■ Lista zadań:
1. Przepisz dokładnie fragment dokumentu od słów "Musi, bo taka" aż do słów "NFZ. Koniec, kropka." włącznie.
2. Odpowiedz na pytania do fragmentu dokumentu:
(a) Do czego według wypowiedzi zaczynającej się od „Gościu 22:23” nie służą środki anty?
(b) Co, według wypowiedzi zaczynającej się od „Musi, bo taka jest jego praca”, powinien zrobić lekarz, który nie chce wypisywać środków legalnie dopuszczonych do obrotu, kiedy nie ma medycznych przeciwskazań?
(c) Jakie dwa zakazy mają nastąpić według wypowiedzi zaczynającej się od „Ludzie, NIE głosujcie”?

■ Fragment dokumentu:
────
Gościu 22:23 środki anty nie służą do leczenia. Lekarz nie musi ich wypisywać. Koniec, kropka.
Musi, bo taka jest jego praca, kto inny może je wypisać jak nie lekarz? Lekarz nie chce wypisywać środków legalnie dopuszczonych do obrotu, kiedy nie ma medycznych przeciwskazań, to niech skończy pracować w NFZ. Koniec, kropka.
Ludzie, NIE głosujcie na kato-talibów. Błagam! Ta deklaracja to dopiero początek. Potem będzie ustawowy zakaz in vitro, zakaz antykoncepcji, itp. No i oczywiście likwidacja tych resztek żłobków i przedszkoli, bo baba ma w domu siedzieć, nie o studiach i pracy mysleć.Taki los zgotujecie swoim córkom.
────
■ Fragmenty zbioru danych:
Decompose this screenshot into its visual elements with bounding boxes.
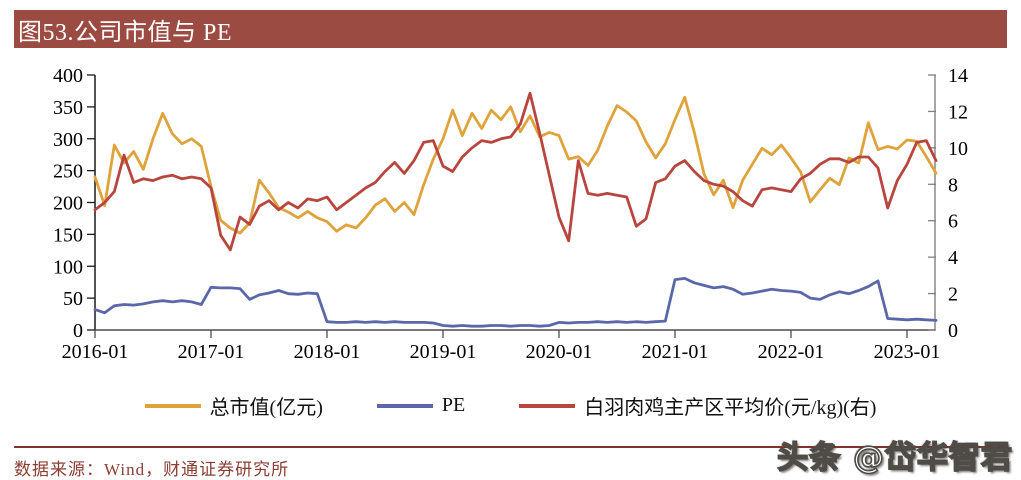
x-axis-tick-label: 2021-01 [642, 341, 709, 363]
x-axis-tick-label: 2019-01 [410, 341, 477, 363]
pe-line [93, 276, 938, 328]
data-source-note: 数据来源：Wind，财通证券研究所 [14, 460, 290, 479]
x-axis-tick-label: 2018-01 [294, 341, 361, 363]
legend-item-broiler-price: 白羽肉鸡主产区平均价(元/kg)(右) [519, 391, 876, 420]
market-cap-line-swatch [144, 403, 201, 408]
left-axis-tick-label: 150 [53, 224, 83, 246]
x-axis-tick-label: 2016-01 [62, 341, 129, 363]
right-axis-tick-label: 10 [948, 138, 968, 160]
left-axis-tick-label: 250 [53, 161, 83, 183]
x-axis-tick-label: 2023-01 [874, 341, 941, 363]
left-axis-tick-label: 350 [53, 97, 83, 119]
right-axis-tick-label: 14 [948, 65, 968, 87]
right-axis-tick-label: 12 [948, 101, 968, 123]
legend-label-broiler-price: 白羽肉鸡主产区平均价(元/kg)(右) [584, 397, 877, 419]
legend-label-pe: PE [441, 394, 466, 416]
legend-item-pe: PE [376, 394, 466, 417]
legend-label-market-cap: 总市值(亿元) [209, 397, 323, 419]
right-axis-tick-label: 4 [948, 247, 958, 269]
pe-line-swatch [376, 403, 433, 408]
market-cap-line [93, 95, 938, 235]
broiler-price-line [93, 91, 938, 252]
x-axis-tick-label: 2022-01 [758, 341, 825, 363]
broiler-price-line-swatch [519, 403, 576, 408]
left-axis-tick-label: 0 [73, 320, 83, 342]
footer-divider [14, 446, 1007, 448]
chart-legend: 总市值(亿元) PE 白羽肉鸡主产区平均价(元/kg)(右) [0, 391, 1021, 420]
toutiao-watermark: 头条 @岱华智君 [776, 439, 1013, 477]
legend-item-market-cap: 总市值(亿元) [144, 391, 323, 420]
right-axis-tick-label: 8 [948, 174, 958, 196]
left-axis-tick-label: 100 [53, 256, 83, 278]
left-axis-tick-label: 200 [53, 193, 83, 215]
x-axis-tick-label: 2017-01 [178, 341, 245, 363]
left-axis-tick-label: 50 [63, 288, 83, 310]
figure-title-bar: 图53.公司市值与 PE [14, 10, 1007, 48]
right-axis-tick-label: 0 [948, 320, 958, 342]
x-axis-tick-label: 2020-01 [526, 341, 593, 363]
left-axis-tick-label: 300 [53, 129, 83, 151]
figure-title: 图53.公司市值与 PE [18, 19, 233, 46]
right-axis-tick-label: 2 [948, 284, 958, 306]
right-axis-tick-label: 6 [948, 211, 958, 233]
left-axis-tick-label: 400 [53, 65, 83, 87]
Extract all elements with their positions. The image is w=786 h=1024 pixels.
────
■ Rozwiązania:
1.
Musi, bo taka jest jego praca, kto inny może je wypisać jak nie lekarz? Lekarz nie chce wypisywać środków legalnie dopuszczonych do obrotu, kiedy nie ma medycznych przeciwskazań, to niech skończy pracować w NFZ. Koniec, kropka.

2.
(a) Do leczenia.
(b) Powinien skończyć pracować w NFZ.
(c) Ustawowy zakaz in vitro i zakaz antykoncepcji.